%%

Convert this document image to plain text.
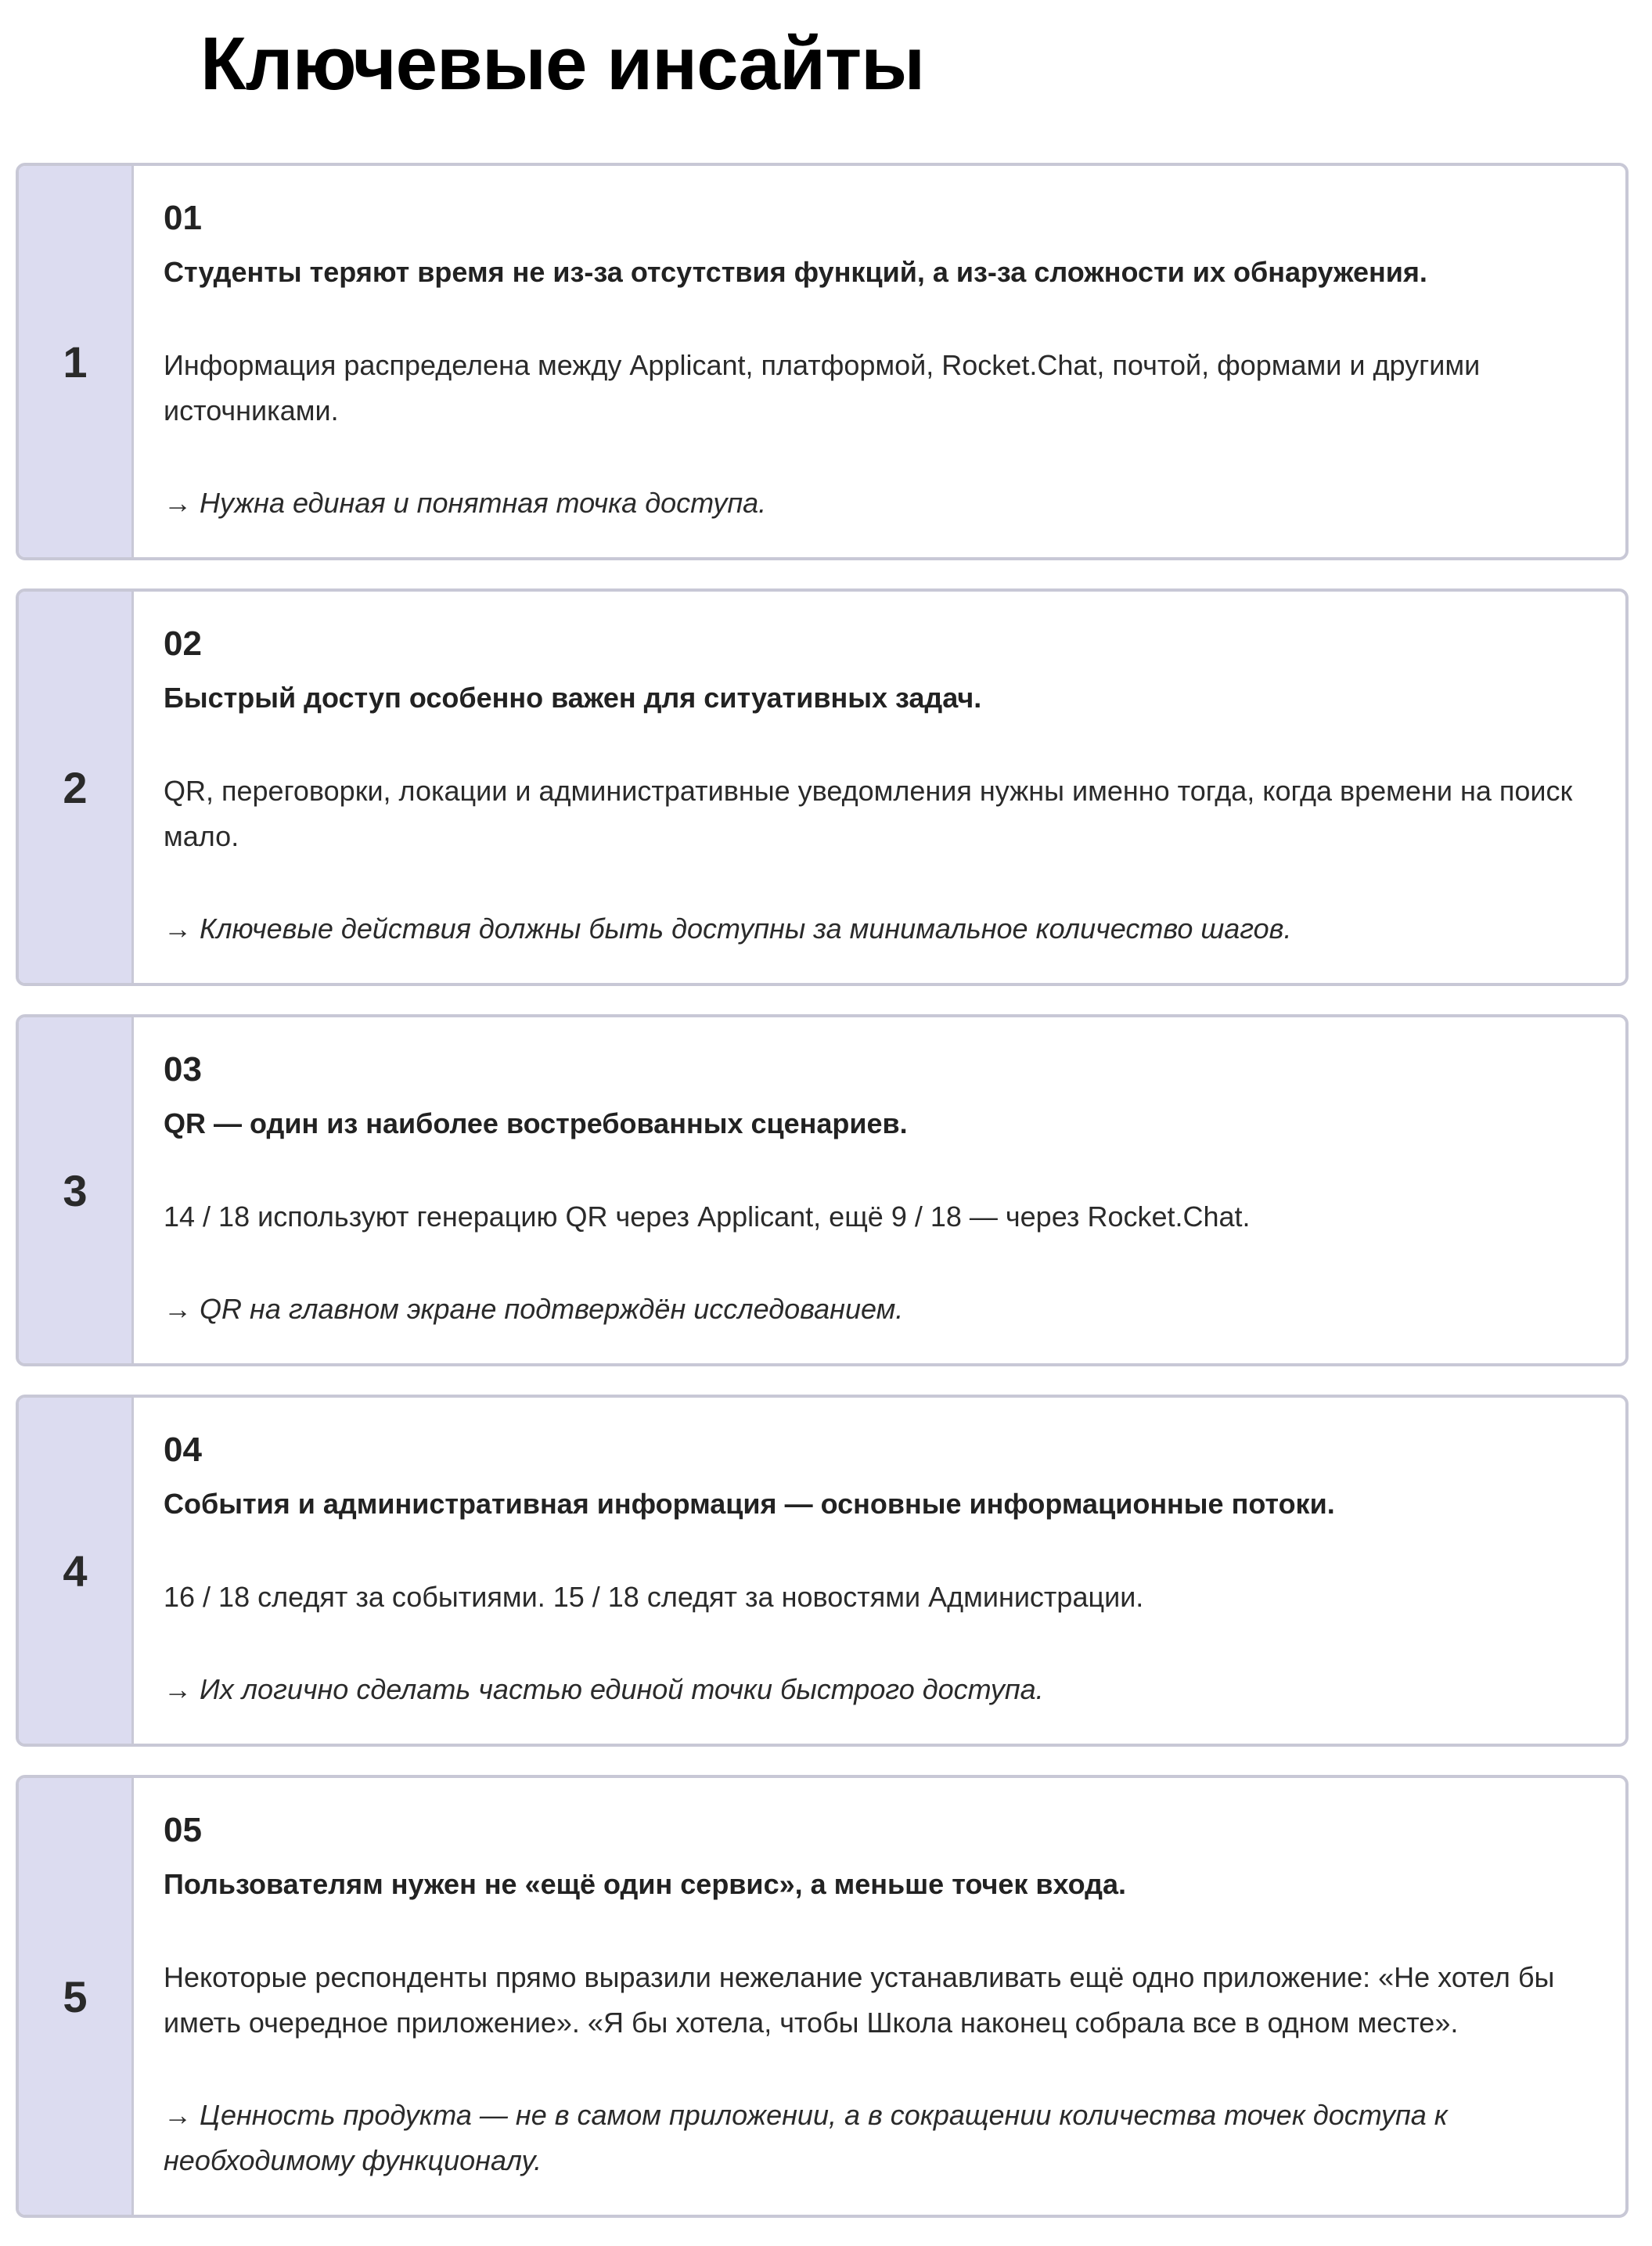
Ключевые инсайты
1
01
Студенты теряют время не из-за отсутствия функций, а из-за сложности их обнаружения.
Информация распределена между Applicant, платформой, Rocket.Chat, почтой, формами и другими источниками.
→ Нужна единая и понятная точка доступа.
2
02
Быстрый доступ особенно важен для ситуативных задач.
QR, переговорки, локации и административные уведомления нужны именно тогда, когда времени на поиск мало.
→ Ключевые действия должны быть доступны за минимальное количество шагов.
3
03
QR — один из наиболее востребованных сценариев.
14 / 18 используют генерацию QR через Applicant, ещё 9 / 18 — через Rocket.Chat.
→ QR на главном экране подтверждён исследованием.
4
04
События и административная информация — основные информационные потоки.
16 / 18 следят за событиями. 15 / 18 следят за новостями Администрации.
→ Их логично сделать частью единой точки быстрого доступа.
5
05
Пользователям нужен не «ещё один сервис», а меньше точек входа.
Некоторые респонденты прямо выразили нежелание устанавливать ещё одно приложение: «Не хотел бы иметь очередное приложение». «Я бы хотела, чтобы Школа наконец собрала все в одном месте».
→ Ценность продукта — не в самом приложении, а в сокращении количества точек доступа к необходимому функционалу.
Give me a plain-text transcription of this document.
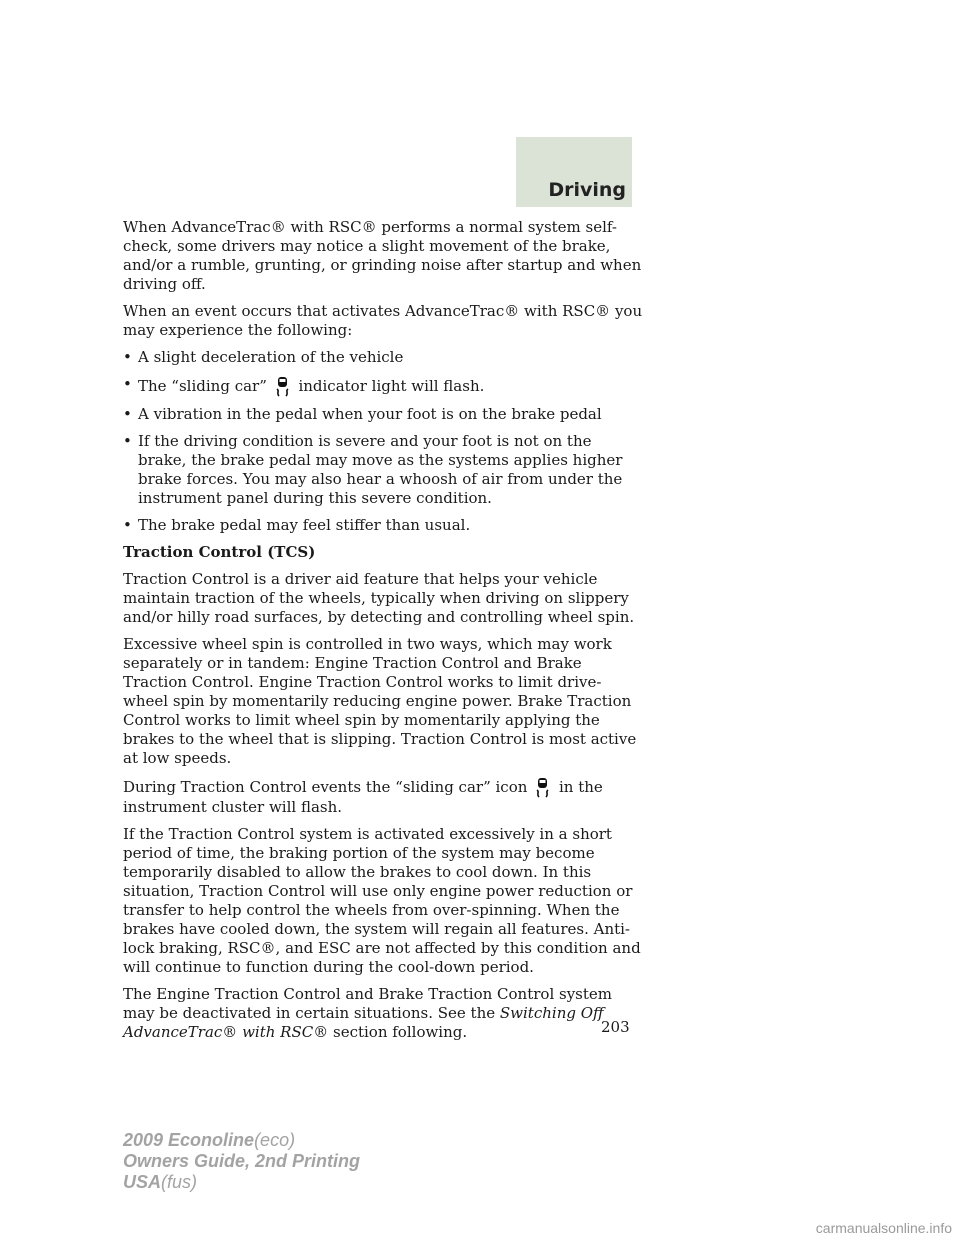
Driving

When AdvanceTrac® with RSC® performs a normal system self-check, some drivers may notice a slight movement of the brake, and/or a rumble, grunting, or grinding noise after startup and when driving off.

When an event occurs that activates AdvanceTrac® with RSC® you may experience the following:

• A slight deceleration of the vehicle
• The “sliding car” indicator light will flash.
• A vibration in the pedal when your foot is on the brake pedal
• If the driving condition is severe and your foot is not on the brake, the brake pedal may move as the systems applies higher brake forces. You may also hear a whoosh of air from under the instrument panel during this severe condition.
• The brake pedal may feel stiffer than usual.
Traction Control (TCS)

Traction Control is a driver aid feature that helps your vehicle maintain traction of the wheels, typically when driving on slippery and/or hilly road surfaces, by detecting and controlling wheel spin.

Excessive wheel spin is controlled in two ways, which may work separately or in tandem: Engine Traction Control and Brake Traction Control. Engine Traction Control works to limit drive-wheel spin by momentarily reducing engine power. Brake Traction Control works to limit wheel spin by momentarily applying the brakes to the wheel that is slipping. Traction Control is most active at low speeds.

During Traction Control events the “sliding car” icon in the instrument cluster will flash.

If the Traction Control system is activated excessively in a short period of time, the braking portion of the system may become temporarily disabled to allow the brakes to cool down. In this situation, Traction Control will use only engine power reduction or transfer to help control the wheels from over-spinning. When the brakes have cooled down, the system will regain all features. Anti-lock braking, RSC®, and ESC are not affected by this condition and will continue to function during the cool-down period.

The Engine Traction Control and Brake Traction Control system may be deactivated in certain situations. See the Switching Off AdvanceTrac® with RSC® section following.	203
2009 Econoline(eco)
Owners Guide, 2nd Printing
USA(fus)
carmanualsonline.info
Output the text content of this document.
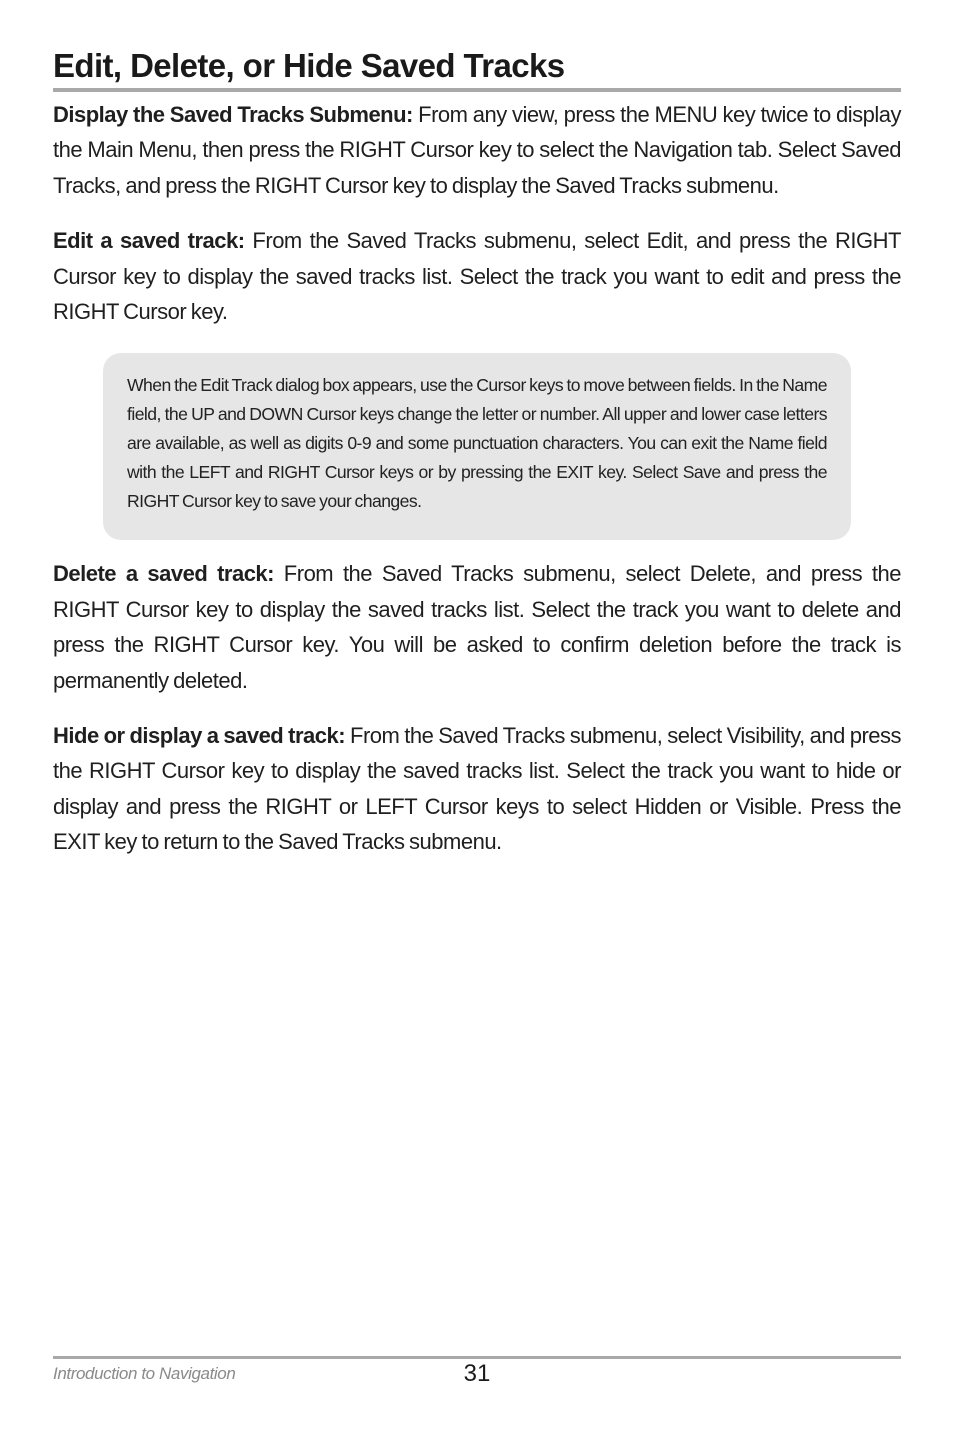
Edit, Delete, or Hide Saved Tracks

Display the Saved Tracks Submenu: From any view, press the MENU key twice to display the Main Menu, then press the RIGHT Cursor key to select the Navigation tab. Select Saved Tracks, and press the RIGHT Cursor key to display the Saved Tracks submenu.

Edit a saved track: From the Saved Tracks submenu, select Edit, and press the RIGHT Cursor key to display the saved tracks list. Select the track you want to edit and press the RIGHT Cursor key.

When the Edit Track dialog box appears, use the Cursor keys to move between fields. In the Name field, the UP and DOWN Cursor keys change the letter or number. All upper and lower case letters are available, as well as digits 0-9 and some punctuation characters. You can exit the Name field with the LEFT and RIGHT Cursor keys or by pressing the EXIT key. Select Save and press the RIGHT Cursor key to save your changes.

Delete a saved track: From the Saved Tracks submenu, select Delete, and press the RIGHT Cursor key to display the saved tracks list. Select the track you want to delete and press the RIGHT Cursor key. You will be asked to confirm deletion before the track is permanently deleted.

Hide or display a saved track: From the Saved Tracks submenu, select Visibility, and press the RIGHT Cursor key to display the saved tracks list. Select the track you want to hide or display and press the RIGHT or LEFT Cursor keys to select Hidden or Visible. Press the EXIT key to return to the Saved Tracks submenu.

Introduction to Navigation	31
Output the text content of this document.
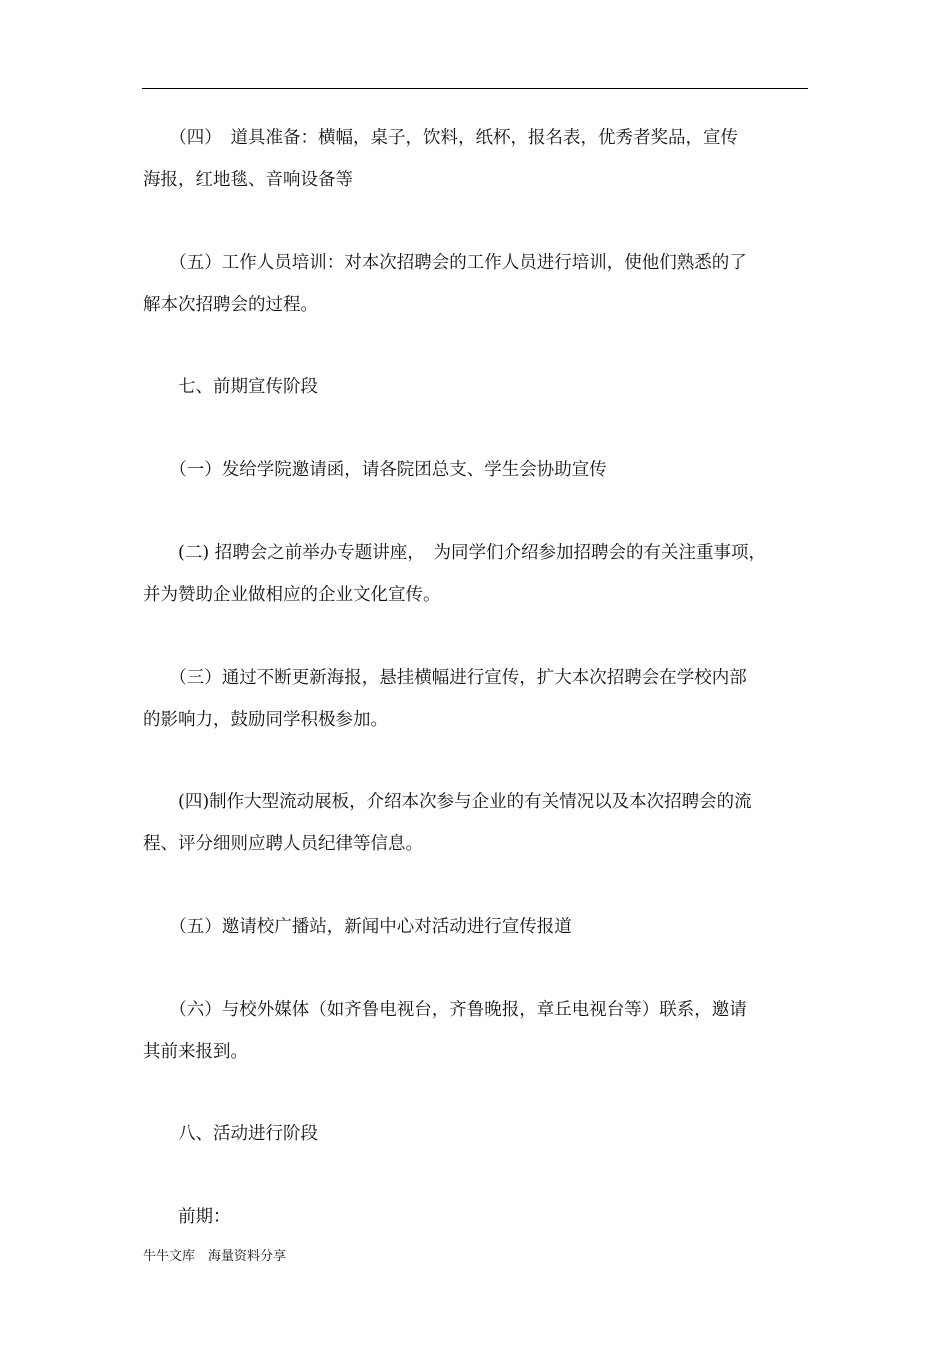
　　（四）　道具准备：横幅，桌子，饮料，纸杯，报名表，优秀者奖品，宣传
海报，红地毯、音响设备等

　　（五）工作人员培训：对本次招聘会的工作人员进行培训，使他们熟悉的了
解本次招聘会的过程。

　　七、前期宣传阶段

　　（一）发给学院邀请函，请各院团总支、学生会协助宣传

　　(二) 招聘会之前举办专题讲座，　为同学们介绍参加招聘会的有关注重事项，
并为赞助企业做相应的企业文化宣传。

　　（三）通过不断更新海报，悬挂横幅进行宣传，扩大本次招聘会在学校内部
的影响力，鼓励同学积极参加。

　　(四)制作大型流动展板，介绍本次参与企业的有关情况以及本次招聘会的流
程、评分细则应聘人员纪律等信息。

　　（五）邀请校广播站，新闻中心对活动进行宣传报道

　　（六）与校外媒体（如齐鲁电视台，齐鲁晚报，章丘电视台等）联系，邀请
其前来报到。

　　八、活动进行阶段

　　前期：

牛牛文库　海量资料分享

%%

• _WRITTEN PROBLEM_
From the listing above, pick out every line containing "submenu".

• _EXERCISE SOLUTION_
Display the Saved Tracks Submenu: From any view, press the MENU key twice to display the Main Menu, then press the RIGHT Cursor key to select the Navigation tab. Select Saved Tracks, and press the RIGHT Cursor key to display the Saved Tracks submenu.
Edit a saved track: From the Saved Tracks submenu, select Edit, and press the RIGHT Cursor key to display the saved tracks list. Select the track you want to edit and press the RIGHT Cursor key.
Delete a saved track: From the Saved Tracks submenu, select Delete, and press the RIGHT Cursor key to display the saved tracks list. Select the track you want to delete and press the RIGHT Cursor key. You will be asked to confirm deletion before the track is permanently deleted.
Hide or display a saved track: From the Saved Tracks submenu, select Visibility, and press the RIGHT Cursor key to display the saved tracks list. Select the track you want to hide or display and press the RIGHT or LEFT Cursor keys to select Hidden or Visible. Press the EXIT key to return to the Saved Tracks submenu.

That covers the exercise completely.